Given task: Lift out all lines below that contain "intro".

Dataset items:
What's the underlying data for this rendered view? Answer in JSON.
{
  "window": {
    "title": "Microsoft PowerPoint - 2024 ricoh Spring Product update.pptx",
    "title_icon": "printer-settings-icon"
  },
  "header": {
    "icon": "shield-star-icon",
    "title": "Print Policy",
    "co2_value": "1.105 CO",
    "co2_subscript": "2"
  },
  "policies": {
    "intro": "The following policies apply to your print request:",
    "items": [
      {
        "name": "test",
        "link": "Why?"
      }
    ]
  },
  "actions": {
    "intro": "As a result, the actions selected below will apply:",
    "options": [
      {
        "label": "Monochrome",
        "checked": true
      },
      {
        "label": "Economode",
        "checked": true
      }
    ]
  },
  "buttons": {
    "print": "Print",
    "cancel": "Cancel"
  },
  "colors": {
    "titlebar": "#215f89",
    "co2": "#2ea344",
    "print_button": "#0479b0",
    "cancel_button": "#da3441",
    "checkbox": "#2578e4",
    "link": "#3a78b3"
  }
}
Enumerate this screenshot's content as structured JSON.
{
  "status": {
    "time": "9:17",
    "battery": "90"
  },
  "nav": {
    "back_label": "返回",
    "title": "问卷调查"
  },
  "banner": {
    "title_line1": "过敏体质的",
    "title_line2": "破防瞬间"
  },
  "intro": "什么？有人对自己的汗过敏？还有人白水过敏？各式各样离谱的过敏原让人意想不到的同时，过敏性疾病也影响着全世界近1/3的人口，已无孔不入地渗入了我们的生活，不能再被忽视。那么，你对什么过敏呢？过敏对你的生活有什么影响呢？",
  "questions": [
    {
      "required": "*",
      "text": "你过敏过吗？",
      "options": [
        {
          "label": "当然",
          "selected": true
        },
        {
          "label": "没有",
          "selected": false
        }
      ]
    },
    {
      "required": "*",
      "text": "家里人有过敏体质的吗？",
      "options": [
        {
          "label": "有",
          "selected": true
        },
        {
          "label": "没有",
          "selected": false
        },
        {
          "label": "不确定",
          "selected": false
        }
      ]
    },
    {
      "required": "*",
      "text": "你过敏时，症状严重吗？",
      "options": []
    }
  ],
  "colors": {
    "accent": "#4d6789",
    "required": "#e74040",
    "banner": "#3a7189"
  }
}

Response:
    "intro": "The following policies apply to your print request:",
    "intro": "As a result, the actions selected below will apply:",
  "intro": "什么？有人对自己的汗过敏？还有人白水过敏？各式各样离谱的过敏原让人意想不到的同时，过敏性疾病也影响着全世界近1/3的人口，已无孔不入地渗入了我们的生活，不能再被忽视。那么，你对什么过敏呢？过敏对你的生活有什么影响呢？",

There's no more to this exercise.